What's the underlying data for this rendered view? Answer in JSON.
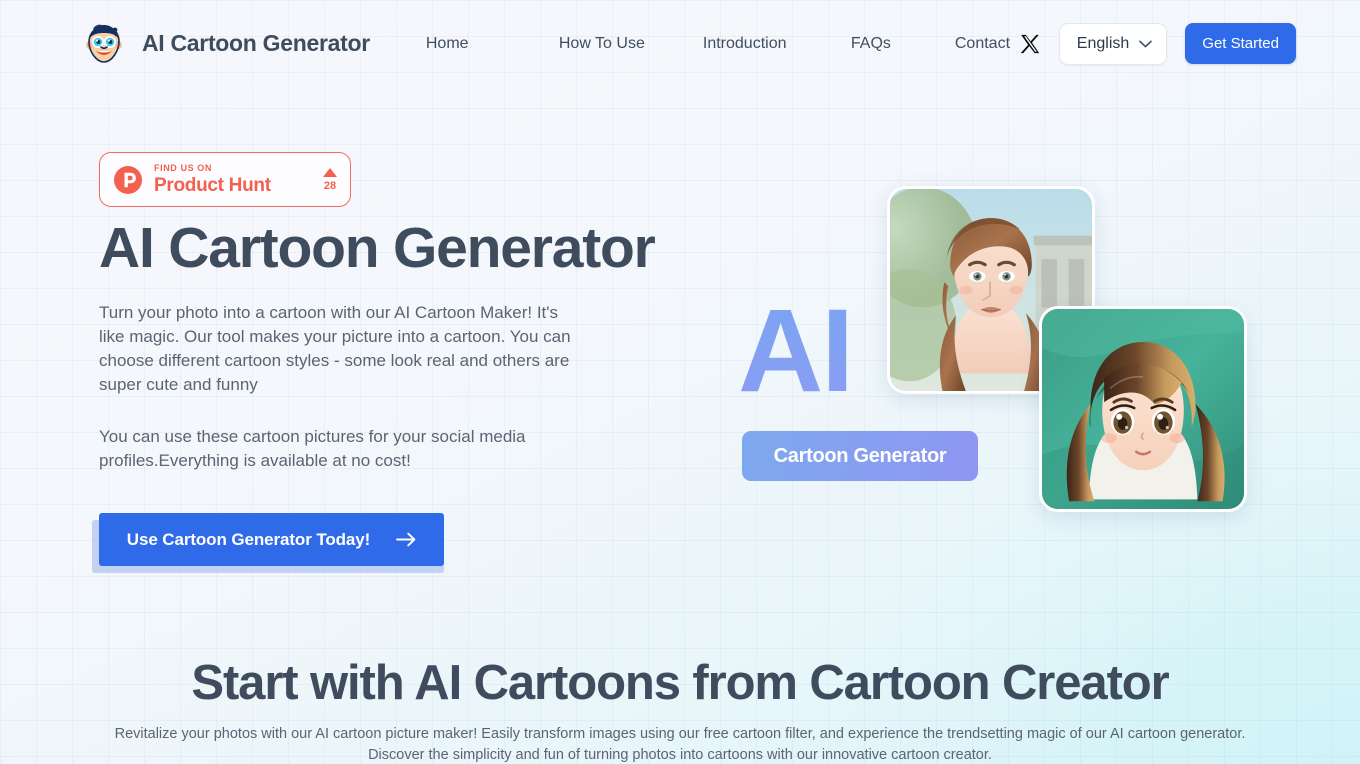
{
  "header": {
    "brand_name": "AI Cartoon Generator",
    "logo_icon": "cartoon-face-logo-icon",
    "nav": [
      {
        "label": "Home"
      },
      {
        "label": "How To Use"
      },
      {
        "label": "Introduction"
      },
      {
        "label": "FAQs"
      },
      {
        "label": "Contact"
      }
    ],
    "social_icon": "x-twitter-icon",
    "language": {
      "selected": "English",
      "chevron_icon": "chevron-down-icon"
    },
    "get_started_label": "Get Started"
  },
  "hero": {
    "product_hunt": {
      "logo_icon": "product-hunt-logo-icon",
      "find_us_on": "FIND US ON",
      "name": "Product Hunt",
      "upvote_icon": "triangle-up-icon",
      "votes": "28"
    },
    "title": "AI Cartoon Generator",
    "paragraph_1": "Turn your photo into a cartoon with our AI Cartoon Maker! It's like magic. Our tool makes your picture into a cartoon. You can choose different cartoon styles - some look real and others are super cute and funny",
    "paragraph_2": "You can use these cartoon pictures for your social media profiles.Everything is available at no cost!",
    "cta_label": "Use Cartoon Generator Today!",
    "cta_arrow_icon": "arrow-right-icon",
    "art": {
      "ai_word": "AI",
      "pill_label": "Cartoon Generator",
      "photo_a_alt": "realistic-portrait-woman-photo",
      "photo_b_alt": "anime-cartoon-girl-photo"
    }
  },
  "section2": {
    "title": "Start with AI Cartoons from Cartoon Creator",
    "subtitle_line1": "Revitalize your photos with our AI cartoon picture maker! Easily transform images using our free cartoon filter, and experience the trendsetting magic of our AI cartoon generator.",
    "subtitle_line2": "Discover the simplicity and fun of turning photos into cartoons with our innovative cartoon creator."
  },
  "colors": {
    "primary_blue": "#2f6ae8",
    "heading_slate": "#3f4c5e",
    "product_hunt_red": "#f4604f",
    "body_text": "#5b6473"
  }
}
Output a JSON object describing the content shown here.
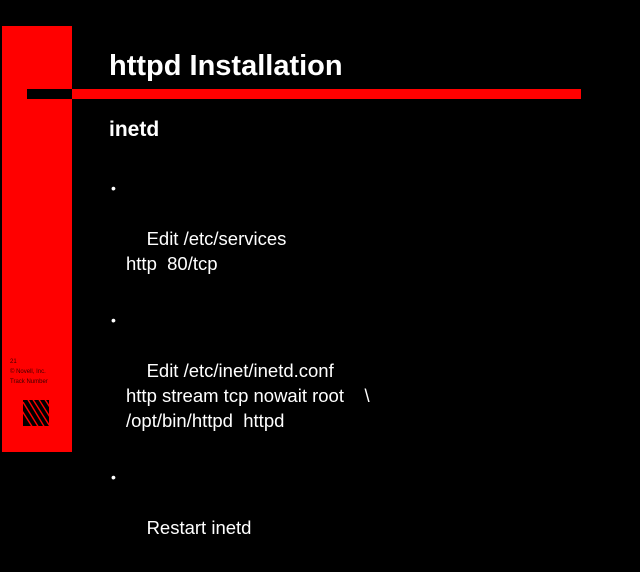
{
  "slide": {
    "title": "httpd Installation",
    "subtitle": "inetd",
    "bullet_glyph": "•",
    "bullets": [
      {
        "text": "Edit /etc/services\nhttp  80/tcp"
      },
      {
        "text": "Edit /etc/inet/inetd.conf\nhttp stream tcp nowait root    \\\n/opt/bin/httpd  httpd"
      },
      {
        "text": "Restart inetd"
      }
    ]
  },
  "sidebar": {
    "page_number": "21",
    "copyright": "© Novell, Inc.",
    "track_label": "Track Number"
  },
  "colors": {
    "background": "#000000",
    "accent": "#ff0000",
    "text": "#ffffff"
  },
  "icons": {
    "logo": "novell-logo-icon"
  }
}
┄┄┄┄┄┄┄┄┄┄
* **WHAT YOU ARE ASKED TO DO**:
Copy out all lines where the word "httpd" appears.

* **TASK OUTPUT**:
    "title": "httpd Installation",
        "text": "Edit /etc/inet/inetd.conf\nhttp stream tcp nowait root    \\\n/opt/bin/httpd  httpd"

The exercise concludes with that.